*Data excerpts*:

· · ·

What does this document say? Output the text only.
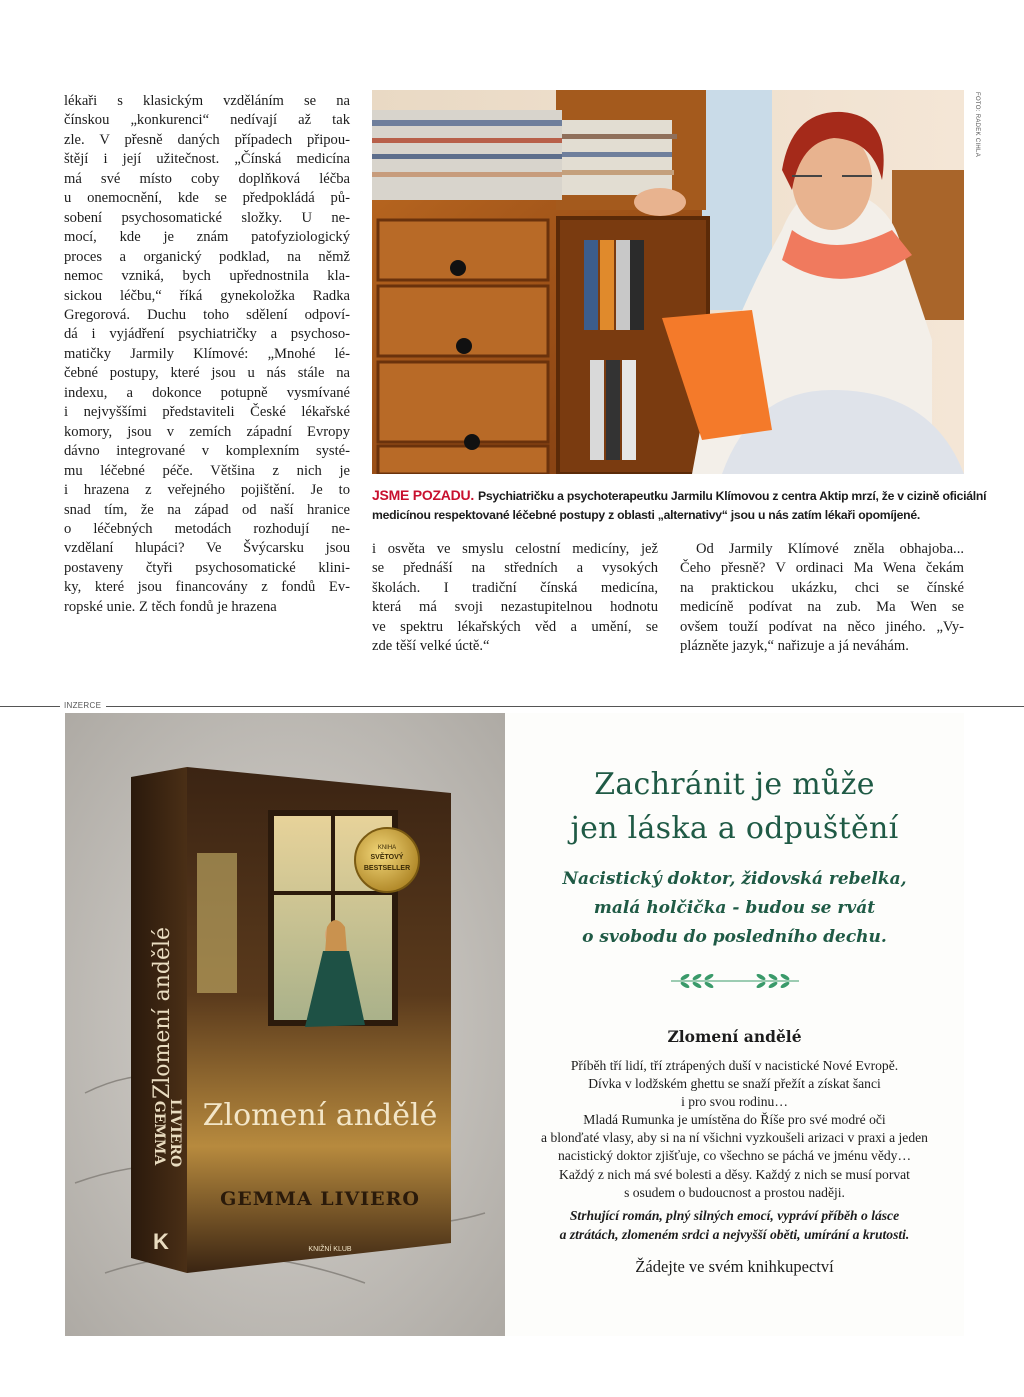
lékaři s klasickým vzděláním se na
čínskou „konkurenci“ nedívají až tak
zle. V přesně daných případech připou-
štějí i její užitečnost. „Čínská medicína
má své místo coby doplňková léčba
u onemocnění, kde se předpokládá pů-
sobení psychosomatické složky. U ne-
mocí, kde je znám patofyziologický
proces a organický podklad, na němž
nemoc vzniká, bych upřednostnila kla-
sickou léčbu,“ říká gynekoložka Radka
Gregorová. Duchu toho sdělení odpoví-
dá i vyjádření psychiatričky a psychoso-
matičky Jarmily Klímové: „Mnohé lé-
čebné postupy, které jsou u nás stále na
indexu, a dokonce potupně vysmívané
i nejvyššími představiteli České lékařské
komory, jsou v zemích západní Evropy
dávno integrované v komplexním systé-
mu léčebné péče. Většina z nich je
i hrazena z veřejného pojištění. Je to
snad tím, že na západ od naší hranice
o léčebných metodách rozhodují ne-
vzdělaní hlupáci? Ve Švýcarsku jsou
postaveny čtyři psychosomatické klini-
ky, které jsou financovány z fondů Ev-
ropské unie. Z těch fondů je hrazena
FOTO: RADEK CIHLA
JSME POZADU. Psychiatričku a psychoterapeutku Jarmilu Klímovou z centra Aktip mrzí, že v cizině oficiální
medicínou respektované léčebné postupy z oblasti „alternativy“ jsou u nás zatím lékaři opomíjené.
i osvěta ve smyslu celostní medicíny, jež
se přednáší na středních a vysokých
školách. I tradiční čínská medicína,
která má svoji nezastupitelnou hodnotu
ve spektru lékařských věd a umění, se
zde těší velké úctě.“
Od Jarmily Klímové zněla obhajoba...
Čeho přesně? V ordinaci Ma Wena čekám
na praktickou ukázku, chci se čínské
medicíně podívat na zub. Ma Wen se
ovšem touží podívat na něco jiného. „Vy-
plázněte jazyk,“ nařizuje a já neváhám.
INZERCE
KNIHA
SVĚTOVÝ
BESTSELLER
Zlomení andělé
GEMMA LIVIERO
KNIŽNÍ KLUB
Zlomení andělé
GEMMA LIVIERO
K
Zachránit je může
jen láska a odpuštění
Nacistický doktor, židovská rebelka,
malá holčička - budou se rvát
o svobodu do posledního dechu.
Zlomení andělé
Příběh tří lidí, tří ztrápených duší v nacistické Nové Evropě.
Dívka v lodžském ghettu se snaží přežít a získat šanci
i pro svou rodinu…
Mladá Rumunka je umístěna do Říše pro své modré oči
a blonďaté vlasy, aby si na ní všichni vyzkoušeli arizaci v praxi a jeden
nacistický doktor zjišťuje, co všechno se páchá ve jménu vědy…
Každý z nich má své bolesti a děsy. Každý z nich se musí porvat
s osudem o budoucnost a prostou naději.
Strhující román, plný silných emocí, vypráví příběh o lásce
a ztrátách, zlomeném srdci a nejvyšší oběti, umírání a krutosti.
Žádejte ve svém knihkupectví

· · ·

*EXERCISE*: Select all lines in the listing above where the word "psychosomatické" appears, and show them.

*SOLUTION TO THIS TASK*:
sobení psychosomatické složky. U ne-
postaveny čtyři psychosomatické klini-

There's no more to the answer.